WHAT YOU WILL DO: Check each line of the records below for the string "icon", then state how many lines contain it, with no other output.

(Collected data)
※ ※ ※
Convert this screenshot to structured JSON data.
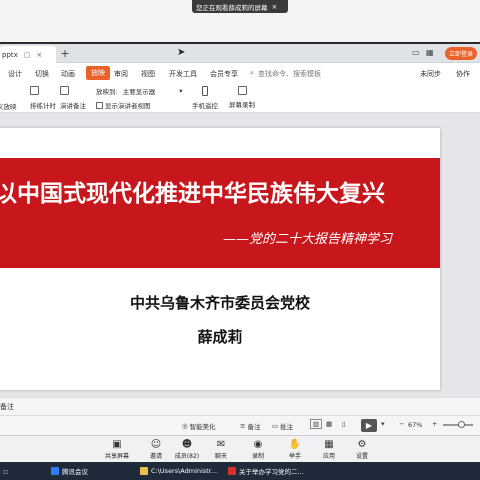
{
  "screen_share_notice": {
    "text": "您正在观看薛成莉的屏幕",
    "close": "×"
  },
  "tabbar": {
    "file_tab": "pptx",
    "new_tab": "+",
    "login_button": "立即登录"
  },
  "menu": {
    "items": [
      "设计",
      "切换",
      "动画",
      "放映",
      "审阅",
      "视图",
      "开发工具",
      "会员专享"
    ],
    "active": "放映",
    "search_placeholder": "查找命令、搜索模板",
    "sync_status": "未同步",
    "collab": "协作"
  },
  "ribbon": {
    "custom_play": "自定义放映",
    "rehearse": "排练计时",
    "speaker_notes": "演讲备注",
    "play_to_label": "放映到:",
    "play_to_value": "主要显示器",
    "show_presenter_view": "显示演讲者视图",
    "phone_remote": "手机遥控",
    "screen_record": "屏幕录制"
  },
  "slide": {
    "title": "以中国式现代化推进中华民族伟大复兴",
    "subtitle": "——党的二十大报告精神学习",
    "organization": "中共乌鲁木齐市委员会党校",
    "author": "薛成莉"
  },
  "notes_bar": {
    "label": "备注"
  },
  "status_bar": {
    "beautify": "智能美化",
    "notes": "备注",
    "comments": "批注",
    "zoom": "67%",
    "minus": "−",
    "plus": "+"
  },
  "meeting_toolbar": {
    "buttons": [
      {
        "label": "共享屏幕",
        "icon": "share-screen-icon",
        "glyph": "▣"
      },
      {
        "label": "邀请",
        "icon": "invite-icon",
        "glyph": "☺"
      },
      {
        "label": "成员(82)",
        "icon": "members-icon",
        "glyph": "☻"
      },
      {
        "label": "聊天",
        "icon": "chat-icon",
        "glyph": "✉"
      },
      {
        "label": "录制",
        "icon": "record-icon",
        "glyph": "◉"
      },
      {
        "label": "举手",
        "icon": "raise-hand-icon",
        "glyph": "✋"
      },
      {
        "label": "应用",
        "icon": "apps-icon",
        "glyph": "▦"
      },
      {
        "label": "设置",
        "icon": "settings-icon",
        "glyph": "⚙"
      }
    ]
  },
  "taskbar": {
    "items": [
      "腾讯会议",
      "C:\\Users\\Administr...",
      "关于举办学习党的二..."
    ]
  },
  "colors": {
    "accent": "#e8622a",
    "slide_red": "#c8161d",
    "taskbar": "#1f2b3a"
  }
}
※ ※ ※
ANSWER TO THIS PROBLEM: 8